◆ WORK INSTRUCTIONS
Copy out each line below exactly as it appears.

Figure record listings

⟨

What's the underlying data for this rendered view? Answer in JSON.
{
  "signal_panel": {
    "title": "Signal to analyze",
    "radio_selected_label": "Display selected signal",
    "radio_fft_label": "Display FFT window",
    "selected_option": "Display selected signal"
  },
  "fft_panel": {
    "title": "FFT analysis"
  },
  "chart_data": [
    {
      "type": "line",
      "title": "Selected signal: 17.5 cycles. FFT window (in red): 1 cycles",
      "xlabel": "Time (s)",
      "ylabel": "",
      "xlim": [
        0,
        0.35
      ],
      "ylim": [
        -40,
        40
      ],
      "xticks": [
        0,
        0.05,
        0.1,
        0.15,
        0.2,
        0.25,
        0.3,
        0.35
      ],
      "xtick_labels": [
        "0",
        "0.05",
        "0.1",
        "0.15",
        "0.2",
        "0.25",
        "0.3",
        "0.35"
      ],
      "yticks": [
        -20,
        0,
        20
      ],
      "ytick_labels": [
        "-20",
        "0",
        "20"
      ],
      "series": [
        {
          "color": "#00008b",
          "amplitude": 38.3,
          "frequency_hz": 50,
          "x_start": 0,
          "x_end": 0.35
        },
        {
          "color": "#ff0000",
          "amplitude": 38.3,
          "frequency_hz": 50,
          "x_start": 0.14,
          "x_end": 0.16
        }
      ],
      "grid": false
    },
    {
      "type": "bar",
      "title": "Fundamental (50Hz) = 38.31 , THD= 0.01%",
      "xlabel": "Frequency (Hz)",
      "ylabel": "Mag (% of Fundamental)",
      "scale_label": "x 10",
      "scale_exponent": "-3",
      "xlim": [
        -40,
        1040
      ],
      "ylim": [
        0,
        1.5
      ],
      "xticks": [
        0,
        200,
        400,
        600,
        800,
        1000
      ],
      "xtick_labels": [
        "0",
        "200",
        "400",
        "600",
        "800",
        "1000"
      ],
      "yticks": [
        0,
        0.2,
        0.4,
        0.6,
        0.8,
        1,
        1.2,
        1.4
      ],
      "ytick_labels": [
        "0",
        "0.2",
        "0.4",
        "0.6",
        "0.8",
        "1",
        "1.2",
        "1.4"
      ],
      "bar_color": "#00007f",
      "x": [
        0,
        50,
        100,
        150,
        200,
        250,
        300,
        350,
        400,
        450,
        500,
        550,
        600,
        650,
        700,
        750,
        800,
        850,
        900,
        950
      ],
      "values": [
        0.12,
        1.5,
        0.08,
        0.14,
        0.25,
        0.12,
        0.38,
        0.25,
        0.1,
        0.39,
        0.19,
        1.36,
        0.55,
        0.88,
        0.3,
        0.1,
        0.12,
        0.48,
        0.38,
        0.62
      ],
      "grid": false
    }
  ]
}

⟩

◆ FULL ANSWER
What's the underlying data for this rendered view? Answer in JSON.
{
  "signal_panel": {
    "title": "Signal to analyze",
    "radio_selected_label": "Display selected signal",
    "radio_fft_label": "Display FFT window",
    "selected_option": "Display selected signal"
  },
  "fft_panel": {
    "title": "FFT analysis"
  },
  "chart_data": [
    {
      "type": "line",
      "title": "Selected signal: 17.5 cycles. FFT window (in red): 1 cycles",
      "xlabel": "Time (s)",
      "ylabel": "",
      "xlim": [
        0,
        0.35
      ],
      "ylim": [
        -40,
        40
      ],
      "xticks": [
        0,
        0.05,
        0.1,
        0.15,
        0.2,
        0.25,
        0.3,
        0.35
      ],
      "xtick_labels": [
        "0",
        "0.05",
        "0.1",
        "0.15",
        "0.2",
        "0.25",
        "0.3",
        "0.35"
      ],
      "yticks": [
        -20,
        0,
        20
      ],
      "ytick_labels": [
        "-20",
        "0",
        "20"
      ],
      "series": [
        {
          "color": "#00008b",
          "amplitude": 38.3,
          "frequency_hz": 50,
          "x_start": 0,
          "x_end": 0.35
        },
        {
          "color": "#ff0000",
          "amplitude": 38.3,
          "frequency_hz": 50,
          "x_start": 0.14,
          "x_end": 0.16
        }
      ],
      "grid": false
    },
    {
      "type": "bar",
      "title": "Fundamental (50Hz) = 38.31 , THD= 0.01%",
      "xlabel": "Frequency (Hz)",
      "ylabel": "Mag (% of Fundamental)",
      "scale_label": "x 10",
      "scale_exponent": "-3",
      "xlim": [
        -40,
        1040
      ],
      "ylim": [
        0,
        1.5
      ],
      "xticks": [
        0,
        200,
        400,
        600,
        800,
        1000
      ],
      "xtick_labels": [
        "0",
        "200",
        "400",
        "600",
        "800",
        "1000"
      ],
      "yticks": [
        0,
        0.2,
        0.4,
        0.6,
        0.8,
        1,
        1.2,
        1.4
      ],
      "ytick_labels": [
        "0",
        "0.2",
        "0.4",
        "0.6",
        "0.8",
        "1",
        "1.2",
        "1.4"
      ],
      "bar_color": "#00007f",
      "x": [
        0,
        50,
        100,
        150,
        200,
        250,
        300,
        350,
        400,
        450,
        500,
        550,
        600,
        650,
        700,
        750,
        800,
        850,
        900,
        950
      ],
      "values": [
        0.12,
        1.5,
        0.08,
        0.14,
        0.25,
        0.12,
        0.38,
        0.25,
        0.1,
        0.39,
        0.19,
        1.36,
        0.55,
        0.88,
        0.3,
        0.1,
        0.12,
        0.48,
        0.38,
        0.62
      ],
      "grid": false
    }
  ]
}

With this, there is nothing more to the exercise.